---------- GIVEN ENTRIES

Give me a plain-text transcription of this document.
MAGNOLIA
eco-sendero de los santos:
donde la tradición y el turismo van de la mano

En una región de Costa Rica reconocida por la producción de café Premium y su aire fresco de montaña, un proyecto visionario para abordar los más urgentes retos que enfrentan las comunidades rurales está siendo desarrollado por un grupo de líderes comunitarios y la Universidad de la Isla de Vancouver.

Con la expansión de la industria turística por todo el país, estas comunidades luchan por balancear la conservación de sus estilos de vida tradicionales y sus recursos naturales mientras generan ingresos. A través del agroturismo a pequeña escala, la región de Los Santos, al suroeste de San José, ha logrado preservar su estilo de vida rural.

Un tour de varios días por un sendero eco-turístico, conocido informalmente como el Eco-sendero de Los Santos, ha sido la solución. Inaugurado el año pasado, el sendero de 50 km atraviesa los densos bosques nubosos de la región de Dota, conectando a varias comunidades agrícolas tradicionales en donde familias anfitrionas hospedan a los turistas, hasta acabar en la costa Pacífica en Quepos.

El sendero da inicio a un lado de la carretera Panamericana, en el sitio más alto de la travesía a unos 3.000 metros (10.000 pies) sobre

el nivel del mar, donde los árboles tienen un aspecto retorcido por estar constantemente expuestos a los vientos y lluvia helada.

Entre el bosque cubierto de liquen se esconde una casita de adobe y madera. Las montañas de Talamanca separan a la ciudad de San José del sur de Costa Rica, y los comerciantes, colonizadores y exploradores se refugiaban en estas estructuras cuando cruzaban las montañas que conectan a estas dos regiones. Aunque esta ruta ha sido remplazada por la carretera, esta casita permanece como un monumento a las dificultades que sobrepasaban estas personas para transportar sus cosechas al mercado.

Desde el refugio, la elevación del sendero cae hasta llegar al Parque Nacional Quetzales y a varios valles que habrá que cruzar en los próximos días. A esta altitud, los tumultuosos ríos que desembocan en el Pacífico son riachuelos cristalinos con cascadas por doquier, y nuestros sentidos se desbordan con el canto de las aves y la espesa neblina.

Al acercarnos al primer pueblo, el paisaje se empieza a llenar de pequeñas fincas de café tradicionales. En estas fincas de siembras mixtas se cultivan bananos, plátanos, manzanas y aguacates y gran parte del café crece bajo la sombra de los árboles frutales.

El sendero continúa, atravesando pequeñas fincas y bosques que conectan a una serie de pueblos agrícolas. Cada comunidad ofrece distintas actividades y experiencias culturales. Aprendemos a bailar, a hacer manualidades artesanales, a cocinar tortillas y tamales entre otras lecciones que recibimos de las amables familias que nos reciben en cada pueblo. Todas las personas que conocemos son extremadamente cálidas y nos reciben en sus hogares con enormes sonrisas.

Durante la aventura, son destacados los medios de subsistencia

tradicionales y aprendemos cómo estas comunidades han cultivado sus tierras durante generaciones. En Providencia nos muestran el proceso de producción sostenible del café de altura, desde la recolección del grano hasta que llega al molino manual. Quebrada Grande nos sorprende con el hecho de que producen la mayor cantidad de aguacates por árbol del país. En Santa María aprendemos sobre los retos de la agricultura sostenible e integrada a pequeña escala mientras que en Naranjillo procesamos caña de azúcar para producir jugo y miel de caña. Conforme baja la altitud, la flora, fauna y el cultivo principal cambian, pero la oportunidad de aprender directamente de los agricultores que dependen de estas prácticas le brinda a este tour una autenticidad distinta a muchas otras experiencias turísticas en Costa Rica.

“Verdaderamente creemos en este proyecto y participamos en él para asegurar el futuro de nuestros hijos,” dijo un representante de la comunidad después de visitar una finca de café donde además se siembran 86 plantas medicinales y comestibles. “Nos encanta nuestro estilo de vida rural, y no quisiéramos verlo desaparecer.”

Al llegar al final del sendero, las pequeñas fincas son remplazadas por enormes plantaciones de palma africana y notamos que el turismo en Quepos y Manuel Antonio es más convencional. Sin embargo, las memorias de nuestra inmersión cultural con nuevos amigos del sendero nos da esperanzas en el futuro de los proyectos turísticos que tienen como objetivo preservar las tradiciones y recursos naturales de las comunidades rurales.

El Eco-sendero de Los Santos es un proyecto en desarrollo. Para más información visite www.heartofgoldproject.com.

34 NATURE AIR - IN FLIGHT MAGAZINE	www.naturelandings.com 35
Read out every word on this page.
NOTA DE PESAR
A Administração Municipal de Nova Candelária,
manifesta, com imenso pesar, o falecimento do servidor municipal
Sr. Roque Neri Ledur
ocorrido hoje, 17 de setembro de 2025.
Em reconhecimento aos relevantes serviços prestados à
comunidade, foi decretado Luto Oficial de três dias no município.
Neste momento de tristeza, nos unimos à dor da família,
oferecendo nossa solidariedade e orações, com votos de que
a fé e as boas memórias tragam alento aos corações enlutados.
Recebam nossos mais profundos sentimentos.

--------------------

- _DIRECTION_
All of the data must be returned exactly.

- _COMPLETE ANSWER_
Give me a plain-text transcription of this document.
MAGNOLIA
eco-sendero de los santos:
donde la tradición y el turismo van de la mano

En una región de Costa Rica reconocida por la producción de café Premium y su aire fresco de montaña, un proyecto visionario para abordar los más urgentes retos que enfrentan las comunidades rurales está siendo desarrollado por un grupo de líderes comunitarios y la Universidad de la Isla de Vancouver.

Con la expansión de la industria turística por todo el país, estas comunidades luchan por balancear la conservación de sus estilos de vida tradicionales y sus recursos naturales mientras generan ingresos. A través del agroturismo a pequeña escala, la región de Los Santos, al suroeste de San José, ha logrado preservar su estilo de vida rural.

Un tour de varios días por un sendero eco-turístico, conocido informalmente como el Eco-sendero de Los Santos, ha sido la solución. Inaugurado el año pasado, el sendero de 50 km atraviesa los densos bosques nubosos de la región de Dota, conectando a varias comunidades agrícolas tradicionales en donde familias anfitrionas hospedan a los turistas, hasta acabar en la costa Pacífica en Quepos.

El sendero da inicio a un lado de la carretera Panamericana, en el sitio más alto de la travesía a unos 3.000 metros (10.000 pies) sobre

el nivel del mar, donde los árboles tienen un aspecto retorcido por estar constantemente expuestos a los vientos y lluvia helada.

Entre el bosque cubierto de liquen se esconde una casita de adobe y madera. Las montañas de Talamanca separan a la ciudad de San José del sur de Costa Rica, y los comerciantes, colonizadores y exploradores se refugiaban en estas estructuras cuando cruzaban las montañas que conectan a estas dos regiones. Aunque esta ruta ha sido remplazada por la carretera, esta casita permanece como un monumento a las dificultades que sobrepasaban estas personas para transportar sus cosechas al mercado.

Desde el refugio, la elevación del sendero cae hasta llegar al Parque Nacional Quetzales y a varios valles que habrá que cruzar en los próximos días. A esta altitud, los tumultuosos ríos que desembocan en el Pacífico son riachuelos cristalinos con cascadas por doquier, y nuestros sentidos se desbordan con el canto de las aves y la espesa neblina.

Al acercarnos al primer pueblo, el paisaje se empieza a llenar de pequeñas fincas de café tradicionales. En estas fincas de siembras mixtas se cultivan bananos, plátanos, manzanas y aguacates y gran parte del café crece bajo la sombra de los árboles frutales.

El sendero continúa, atravesando pequeñas fincas y bosques que conectan a una serie de pueblos agrícolas. Cada comunidad ofrece distintas actividades y experiencias culturales. Aprendemos a bailar, a hacer manualidades artesanales, a cocinar tortillas y tamales entre otras lecciones que recibimos de las amables familias que nos reciben en cada pueblo. Todas las personas que conocemos son extremadamente cálidas y nos reciben en sus hogares con enormes sonrisas.

Durante la aventura, son destacados los medios de subsistencia

tradicionales y aprendemos cómo estas comunidades han cultivado sus tierras durante generaciones. En Providencia nos muestran el proceso de producción sostenible del café de altura, desde la recolección del grano hasta que llega al molino manual. Quebrada Grande nos sorprende con el hecho de que producen la mayor cantidad de aguacates por árbol del país. En Santa María aprendemos sobre los retos de la agricultura sostenible e integrada a pequeña escala mientras que en Naranjillo procesamos caña de azúcar para producir jugo y miel de caña. Conforme baja la altitud, la flora, fauna y el cultivo principal cambian, pero la oportunidad de aprender directamente de los agricultores que dependen de estas prácticas le brinda a este tour una autenticidad distinta a muchas otras experiencias turísticas en Costa Rica.

“Verdaderamente creemos en este proyecto y participamos en él para asegurar el futuro de nuestros hijos,” dijo un representante de la comunidad después de visitar una finca de café donde además se siembran 86 plantas medicinales y comestibles. “Nos encanta nuestro estilo de vida rural, y no quisiéramos verlo desaparecer.”

Al llegar al final del sendero, las pequeñas fincas son remplazadas por enormes plantaciones de palma africana y notamos que el turismo en Quepos y Manuel Antonio es más convencional. Sin embargo, las memorias de nuestra inmersión cultural con nuevos amigos del sendero nos da esperanzas en el futuro de los proyectos turísticos que tienen como objetivo preservar las tradiciones y recursos naturales de las comunidades rurales.

El Eco-sendero de Los Santos es un proyecto en desarrollo. Para más información visite www.heartofgoldproject.com.

34 NATURE AIR - IN FLIGHT MAGAZINE	www.naturelandings.com 35
Read out every word on this page.
NOTA DE PESAR
A Administração Municipal de Nova Candelária,
manifesta, com imenso pesar, o falecimento do servidor municipal
Sr. Roque Neri Ledur
ocorrido hoje, 17 de setembro de 2025.
Em reconhecimento aos relevantes serviços prestados à
comunidade, foi decretado Luto Oficial de três dias no município.
Neste momento de tristeza, nos unimos à dor da família,
oferecendo nossa solidariedade e orações, com votos de que
a fé e as boas memórias tragam alento aos corações enlutados.
Recebam nossos mais profundos sentimentos.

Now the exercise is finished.